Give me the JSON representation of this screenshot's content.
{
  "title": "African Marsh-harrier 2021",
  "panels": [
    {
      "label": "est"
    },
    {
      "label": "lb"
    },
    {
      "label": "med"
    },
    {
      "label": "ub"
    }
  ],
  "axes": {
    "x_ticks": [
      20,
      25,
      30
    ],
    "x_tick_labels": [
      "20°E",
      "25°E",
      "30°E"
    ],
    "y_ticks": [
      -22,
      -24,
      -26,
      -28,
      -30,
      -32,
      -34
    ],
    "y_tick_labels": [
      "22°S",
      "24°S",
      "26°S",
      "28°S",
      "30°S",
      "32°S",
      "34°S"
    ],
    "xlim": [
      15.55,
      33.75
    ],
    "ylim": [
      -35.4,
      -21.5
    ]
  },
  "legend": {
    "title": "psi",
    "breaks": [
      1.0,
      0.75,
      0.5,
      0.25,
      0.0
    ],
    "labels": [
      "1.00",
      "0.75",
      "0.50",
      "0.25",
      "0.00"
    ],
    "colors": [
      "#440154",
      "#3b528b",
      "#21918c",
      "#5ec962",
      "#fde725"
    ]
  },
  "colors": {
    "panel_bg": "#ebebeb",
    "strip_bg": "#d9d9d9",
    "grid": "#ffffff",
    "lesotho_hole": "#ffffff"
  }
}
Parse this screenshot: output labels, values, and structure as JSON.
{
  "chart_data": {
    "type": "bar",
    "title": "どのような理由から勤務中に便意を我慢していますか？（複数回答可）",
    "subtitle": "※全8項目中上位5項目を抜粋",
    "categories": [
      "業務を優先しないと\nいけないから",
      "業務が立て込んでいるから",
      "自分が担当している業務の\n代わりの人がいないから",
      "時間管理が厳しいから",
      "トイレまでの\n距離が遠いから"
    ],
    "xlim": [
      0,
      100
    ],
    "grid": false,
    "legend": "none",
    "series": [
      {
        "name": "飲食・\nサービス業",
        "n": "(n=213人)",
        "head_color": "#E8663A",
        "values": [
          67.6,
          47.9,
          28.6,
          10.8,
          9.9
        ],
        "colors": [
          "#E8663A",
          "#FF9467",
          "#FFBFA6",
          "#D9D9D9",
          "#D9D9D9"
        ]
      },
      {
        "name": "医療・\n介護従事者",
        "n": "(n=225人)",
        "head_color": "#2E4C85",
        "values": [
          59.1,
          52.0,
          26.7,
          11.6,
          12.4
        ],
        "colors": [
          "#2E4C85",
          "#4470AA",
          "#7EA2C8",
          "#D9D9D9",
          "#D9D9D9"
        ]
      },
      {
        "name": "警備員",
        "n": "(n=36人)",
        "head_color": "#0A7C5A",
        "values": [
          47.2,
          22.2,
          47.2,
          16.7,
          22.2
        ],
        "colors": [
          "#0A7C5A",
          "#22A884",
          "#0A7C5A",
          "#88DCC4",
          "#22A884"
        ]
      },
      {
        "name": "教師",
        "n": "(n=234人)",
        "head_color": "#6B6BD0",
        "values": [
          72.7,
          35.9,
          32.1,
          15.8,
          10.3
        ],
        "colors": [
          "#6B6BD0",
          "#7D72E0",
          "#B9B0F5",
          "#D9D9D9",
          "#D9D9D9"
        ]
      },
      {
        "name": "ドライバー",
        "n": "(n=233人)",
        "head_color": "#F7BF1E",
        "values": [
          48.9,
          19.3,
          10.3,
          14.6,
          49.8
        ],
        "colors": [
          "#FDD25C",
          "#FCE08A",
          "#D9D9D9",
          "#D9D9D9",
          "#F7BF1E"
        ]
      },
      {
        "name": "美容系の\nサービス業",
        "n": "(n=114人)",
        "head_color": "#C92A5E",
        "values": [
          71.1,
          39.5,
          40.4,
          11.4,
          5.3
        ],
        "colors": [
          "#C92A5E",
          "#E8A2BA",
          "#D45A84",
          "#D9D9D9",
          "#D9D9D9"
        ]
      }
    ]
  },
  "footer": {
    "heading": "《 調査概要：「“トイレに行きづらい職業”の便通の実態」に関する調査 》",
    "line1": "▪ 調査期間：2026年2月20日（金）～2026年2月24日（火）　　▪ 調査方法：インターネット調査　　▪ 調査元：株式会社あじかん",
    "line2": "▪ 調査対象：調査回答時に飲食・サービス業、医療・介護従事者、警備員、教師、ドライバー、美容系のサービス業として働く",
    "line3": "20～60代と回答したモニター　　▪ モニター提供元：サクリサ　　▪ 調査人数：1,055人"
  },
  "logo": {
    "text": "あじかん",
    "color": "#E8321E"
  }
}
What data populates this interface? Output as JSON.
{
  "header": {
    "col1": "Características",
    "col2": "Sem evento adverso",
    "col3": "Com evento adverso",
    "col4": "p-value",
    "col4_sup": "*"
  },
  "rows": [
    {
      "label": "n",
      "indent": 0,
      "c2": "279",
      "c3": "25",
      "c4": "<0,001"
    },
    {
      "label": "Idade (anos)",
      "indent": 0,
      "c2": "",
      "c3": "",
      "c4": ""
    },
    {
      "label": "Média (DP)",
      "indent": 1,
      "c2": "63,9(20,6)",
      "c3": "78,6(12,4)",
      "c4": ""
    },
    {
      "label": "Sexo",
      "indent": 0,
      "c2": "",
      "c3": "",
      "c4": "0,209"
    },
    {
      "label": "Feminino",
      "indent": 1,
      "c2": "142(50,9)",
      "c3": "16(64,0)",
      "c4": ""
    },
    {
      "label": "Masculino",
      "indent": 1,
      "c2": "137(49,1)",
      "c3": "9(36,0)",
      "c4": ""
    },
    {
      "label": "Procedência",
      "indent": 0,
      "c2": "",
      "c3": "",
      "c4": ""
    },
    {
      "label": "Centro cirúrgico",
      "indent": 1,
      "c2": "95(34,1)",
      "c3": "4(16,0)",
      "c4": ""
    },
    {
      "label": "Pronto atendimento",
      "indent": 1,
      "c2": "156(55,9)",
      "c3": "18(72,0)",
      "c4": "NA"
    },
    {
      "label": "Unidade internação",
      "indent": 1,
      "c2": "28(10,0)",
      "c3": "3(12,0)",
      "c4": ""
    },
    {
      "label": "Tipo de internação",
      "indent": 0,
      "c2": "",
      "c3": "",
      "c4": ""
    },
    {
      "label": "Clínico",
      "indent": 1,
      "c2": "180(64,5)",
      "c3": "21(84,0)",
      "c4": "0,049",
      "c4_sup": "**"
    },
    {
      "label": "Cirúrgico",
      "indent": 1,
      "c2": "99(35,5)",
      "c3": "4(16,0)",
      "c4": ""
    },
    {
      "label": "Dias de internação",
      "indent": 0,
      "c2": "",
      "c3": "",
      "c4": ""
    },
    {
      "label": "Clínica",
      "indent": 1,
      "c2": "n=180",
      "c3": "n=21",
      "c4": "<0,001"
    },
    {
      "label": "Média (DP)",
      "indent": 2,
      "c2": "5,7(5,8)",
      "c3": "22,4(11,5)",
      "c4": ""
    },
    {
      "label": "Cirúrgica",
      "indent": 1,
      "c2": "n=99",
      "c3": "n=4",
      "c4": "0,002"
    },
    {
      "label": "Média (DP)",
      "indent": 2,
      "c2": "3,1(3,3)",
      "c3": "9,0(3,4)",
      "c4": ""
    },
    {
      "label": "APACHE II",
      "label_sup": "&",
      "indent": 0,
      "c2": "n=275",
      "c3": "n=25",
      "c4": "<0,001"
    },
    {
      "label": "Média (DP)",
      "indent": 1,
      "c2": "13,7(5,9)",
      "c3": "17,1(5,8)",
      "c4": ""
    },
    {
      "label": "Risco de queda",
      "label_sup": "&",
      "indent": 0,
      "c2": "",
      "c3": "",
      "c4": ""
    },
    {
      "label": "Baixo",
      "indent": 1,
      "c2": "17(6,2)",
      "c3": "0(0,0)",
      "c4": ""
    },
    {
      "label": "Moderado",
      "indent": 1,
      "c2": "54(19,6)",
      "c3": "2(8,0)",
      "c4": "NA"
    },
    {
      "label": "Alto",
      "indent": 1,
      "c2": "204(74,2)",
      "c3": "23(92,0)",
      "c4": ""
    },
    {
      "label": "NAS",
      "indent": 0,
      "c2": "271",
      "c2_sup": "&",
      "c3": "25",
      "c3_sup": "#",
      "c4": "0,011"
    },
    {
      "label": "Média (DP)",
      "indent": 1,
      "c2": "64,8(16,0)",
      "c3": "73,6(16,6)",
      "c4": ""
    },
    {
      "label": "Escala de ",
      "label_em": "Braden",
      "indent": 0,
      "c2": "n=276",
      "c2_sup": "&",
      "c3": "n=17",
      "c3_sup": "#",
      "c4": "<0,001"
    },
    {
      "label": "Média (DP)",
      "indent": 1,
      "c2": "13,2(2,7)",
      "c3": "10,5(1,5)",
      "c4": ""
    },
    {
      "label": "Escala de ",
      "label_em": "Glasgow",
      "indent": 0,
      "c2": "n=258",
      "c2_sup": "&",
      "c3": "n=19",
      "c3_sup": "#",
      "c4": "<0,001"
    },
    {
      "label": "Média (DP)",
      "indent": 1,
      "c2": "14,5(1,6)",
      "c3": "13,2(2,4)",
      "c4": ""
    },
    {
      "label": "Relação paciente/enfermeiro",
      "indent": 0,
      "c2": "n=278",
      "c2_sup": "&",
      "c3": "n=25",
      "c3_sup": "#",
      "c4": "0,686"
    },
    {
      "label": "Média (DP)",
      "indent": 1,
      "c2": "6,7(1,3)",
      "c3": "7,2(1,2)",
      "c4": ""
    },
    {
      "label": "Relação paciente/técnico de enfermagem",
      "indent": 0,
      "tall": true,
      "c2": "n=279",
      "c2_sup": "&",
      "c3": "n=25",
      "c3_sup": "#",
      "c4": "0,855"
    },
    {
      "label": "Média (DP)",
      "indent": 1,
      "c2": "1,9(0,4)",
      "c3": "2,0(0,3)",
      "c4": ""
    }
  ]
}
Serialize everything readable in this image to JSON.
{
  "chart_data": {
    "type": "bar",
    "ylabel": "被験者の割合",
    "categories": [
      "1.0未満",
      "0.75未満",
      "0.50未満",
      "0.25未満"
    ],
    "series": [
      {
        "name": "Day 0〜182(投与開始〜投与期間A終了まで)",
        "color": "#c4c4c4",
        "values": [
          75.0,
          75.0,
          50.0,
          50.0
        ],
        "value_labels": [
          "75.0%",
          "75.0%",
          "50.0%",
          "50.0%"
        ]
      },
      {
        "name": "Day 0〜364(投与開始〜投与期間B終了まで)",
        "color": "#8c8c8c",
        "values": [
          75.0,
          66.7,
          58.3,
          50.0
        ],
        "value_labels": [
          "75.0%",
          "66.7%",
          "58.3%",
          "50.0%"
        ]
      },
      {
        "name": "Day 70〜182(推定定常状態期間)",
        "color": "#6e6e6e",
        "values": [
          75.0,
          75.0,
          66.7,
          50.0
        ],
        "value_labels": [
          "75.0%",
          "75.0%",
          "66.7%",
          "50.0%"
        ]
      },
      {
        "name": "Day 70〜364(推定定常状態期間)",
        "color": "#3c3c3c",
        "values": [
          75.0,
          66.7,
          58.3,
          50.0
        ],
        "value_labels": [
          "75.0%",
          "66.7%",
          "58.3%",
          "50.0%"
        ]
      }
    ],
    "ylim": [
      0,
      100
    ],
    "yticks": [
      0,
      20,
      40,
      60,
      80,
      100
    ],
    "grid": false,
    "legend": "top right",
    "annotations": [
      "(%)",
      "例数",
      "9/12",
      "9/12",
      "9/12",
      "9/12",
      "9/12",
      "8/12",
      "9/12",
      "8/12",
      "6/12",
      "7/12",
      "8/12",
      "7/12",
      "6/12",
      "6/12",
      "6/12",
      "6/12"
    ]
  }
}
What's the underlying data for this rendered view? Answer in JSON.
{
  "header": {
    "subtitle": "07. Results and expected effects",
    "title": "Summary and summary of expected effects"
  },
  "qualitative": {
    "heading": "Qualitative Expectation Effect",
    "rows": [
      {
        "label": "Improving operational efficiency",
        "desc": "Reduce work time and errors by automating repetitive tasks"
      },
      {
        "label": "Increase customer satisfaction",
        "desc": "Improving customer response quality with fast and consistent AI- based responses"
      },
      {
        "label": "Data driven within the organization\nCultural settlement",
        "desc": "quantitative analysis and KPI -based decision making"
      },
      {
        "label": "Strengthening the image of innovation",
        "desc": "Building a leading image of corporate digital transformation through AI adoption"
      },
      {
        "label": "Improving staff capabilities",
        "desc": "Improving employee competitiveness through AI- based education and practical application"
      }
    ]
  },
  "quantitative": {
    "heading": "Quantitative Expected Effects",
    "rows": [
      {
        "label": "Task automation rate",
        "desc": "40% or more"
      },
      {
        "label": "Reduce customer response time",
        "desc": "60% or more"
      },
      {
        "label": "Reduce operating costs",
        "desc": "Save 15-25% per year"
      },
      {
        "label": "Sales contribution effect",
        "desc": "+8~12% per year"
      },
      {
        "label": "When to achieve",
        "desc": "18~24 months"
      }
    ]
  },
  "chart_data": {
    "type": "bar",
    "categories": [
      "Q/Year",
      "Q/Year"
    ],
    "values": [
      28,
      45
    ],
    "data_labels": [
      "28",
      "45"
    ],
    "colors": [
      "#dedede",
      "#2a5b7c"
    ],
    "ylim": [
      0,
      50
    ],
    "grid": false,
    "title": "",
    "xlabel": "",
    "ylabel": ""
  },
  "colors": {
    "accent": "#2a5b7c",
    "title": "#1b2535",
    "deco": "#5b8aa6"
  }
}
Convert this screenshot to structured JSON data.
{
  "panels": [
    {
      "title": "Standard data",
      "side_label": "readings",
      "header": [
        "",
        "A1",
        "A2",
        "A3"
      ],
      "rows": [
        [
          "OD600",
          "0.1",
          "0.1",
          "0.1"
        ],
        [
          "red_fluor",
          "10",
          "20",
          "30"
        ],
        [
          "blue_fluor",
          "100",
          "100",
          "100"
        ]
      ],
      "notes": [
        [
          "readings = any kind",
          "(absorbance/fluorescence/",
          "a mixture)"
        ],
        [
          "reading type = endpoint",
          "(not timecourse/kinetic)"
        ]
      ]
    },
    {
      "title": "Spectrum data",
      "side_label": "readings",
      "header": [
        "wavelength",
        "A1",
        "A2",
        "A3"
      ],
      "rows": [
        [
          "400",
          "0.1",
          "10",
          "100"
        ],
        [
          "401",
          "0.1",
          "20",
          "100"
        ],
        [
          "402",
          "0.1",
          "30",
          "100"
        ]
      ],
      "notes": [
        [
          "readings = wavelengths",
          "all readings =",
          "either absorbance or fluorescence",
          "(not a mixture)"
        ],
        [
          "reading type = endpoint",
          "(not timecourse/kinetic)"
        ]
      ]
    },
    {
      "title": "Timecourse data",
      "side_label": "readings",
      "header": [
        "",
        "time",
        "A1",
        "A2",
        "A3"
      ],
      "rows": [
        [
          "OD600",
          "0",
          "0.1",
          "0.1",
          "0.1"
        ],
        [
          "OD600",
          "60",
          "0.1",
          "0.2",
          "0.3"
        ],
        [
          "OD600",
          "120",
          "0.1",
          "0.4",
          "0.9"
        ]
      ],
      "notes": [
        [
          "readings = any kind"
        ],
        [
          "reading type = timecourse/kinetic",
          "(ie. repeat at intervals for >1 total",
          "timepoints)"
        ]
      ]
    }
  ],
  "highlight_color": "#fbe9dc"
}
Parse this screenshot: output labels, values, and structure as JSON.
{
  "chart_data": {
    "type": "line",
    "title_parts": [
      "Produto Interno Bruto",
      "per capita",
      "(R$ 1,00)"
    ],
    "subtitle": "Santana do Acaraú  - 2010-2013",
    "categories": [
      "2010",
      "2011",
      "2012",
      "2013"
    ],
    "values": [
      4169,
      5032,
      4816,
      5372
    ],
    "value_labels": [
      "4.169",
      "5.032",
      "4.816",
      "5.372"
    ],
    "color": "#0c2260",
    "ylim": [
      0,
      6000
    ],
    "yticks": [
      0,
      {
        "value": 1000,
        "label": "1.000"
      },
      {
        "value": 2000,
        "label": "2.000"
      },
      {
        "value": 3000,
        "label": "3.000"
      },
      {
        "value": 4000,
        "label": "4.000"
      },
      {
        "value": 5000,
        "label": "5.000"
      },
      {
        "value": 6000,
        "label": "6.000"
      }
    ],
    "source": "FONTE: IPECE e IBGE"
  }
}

....................

**Given request**
Go over the records above and tally the lines with the word "response" in them. Give the number alone.

**Exercise answer**
2